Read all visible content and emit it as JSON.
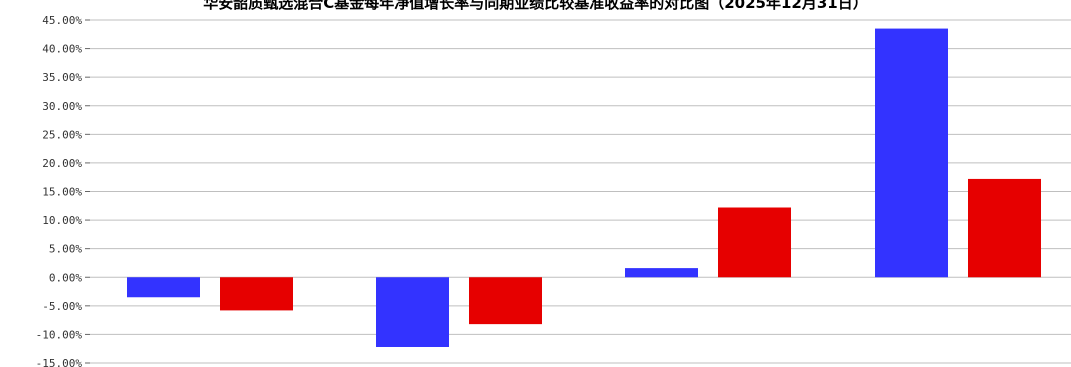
{
  "chart_data": {
    "type": "bar",
    "title": "华安韶质甄选混合C基金每年净值增长率与同期业绩比较基准收益率的对比图（2025年12月31日）",
    "xlabel": "",
    "ylabel": "",
    "ylim": [
      -15,
      45
    ],
    "ytick_step": 5,
    "ytick_labels": [
      "-15.00%",
      "-10.00%",
      "-5.00%",
      "0.00%",
      "5.00%",
      "10.00%",
      "15.00%",
      "20.00%",
      "25.00%",
      "30.00%",
      "35.00%",
      "40.00%",
      "45.00%"
    ],
    "categories": [
      "",
      "",
      "",
      ""
    ],
    "grid": true,
    "series": [
      {
        "values": [
          -3.5,
          -12.2,
          1.6,
          43.5
        ],
        "color": "#3333ff"
      },
      {
        "values": [
          -5.8,
          -8.2,
          12.2,
          17.2
        ],
        "color": "#e60000"
      }
    ]
  }
}
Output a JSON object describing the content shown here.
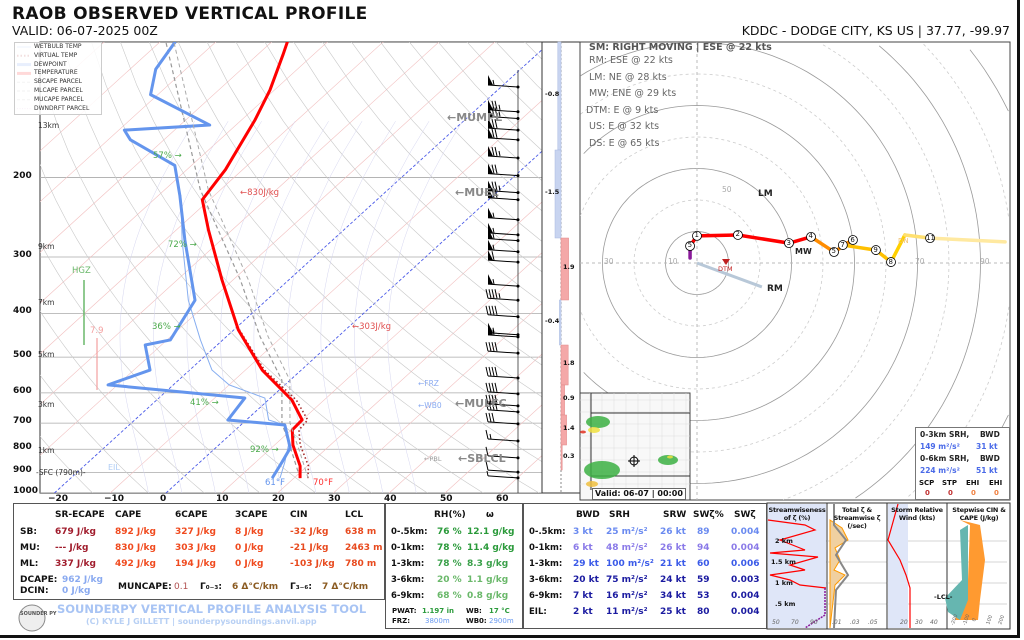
==================================================
• [Aim] Give the material again exactly as it is, but keep the pictures out.

• [Problem solution]
Read all visible content and emit it as JSON.
{
  "chart_data": {
    "type": "bar",
    "title": "华安韶质甄选混合C基金每年净值增长率与同期业绩比较基准收益率的对比图（2025年12月31日）",
    "xlabel": "",
    "ylabel": "",
    "ylim": [
      -15,
      45
    ],
    "ytick_step": 5,
    "ytick_labels": [
      "-15.00%",
      "-10.00%",
      "-5.00%",
      "0.00%",
      "5.00%",
      "10.00%",
      "15.00%",
      "20.00%",
      "25.00%",
      "30.00%",
      "35.00%",
      "40.00%",
      "45.00%"
    ],
    "categories": [
      "",
      "",
      "",
      ""
    ],
    "grid": true,
    "series": [
      {
        "values": [
          -3.5,
          -12.2,
          1.6,
          43.5
        ],
        "color": "#3333ff"
      },
      {
        "values": [
          -5.8,
          -8.2,
          12.2,
          17.2
        ],
        "color": "#e60000"
      }
    ]
  }
}
Output a JSON object describing the content shown here.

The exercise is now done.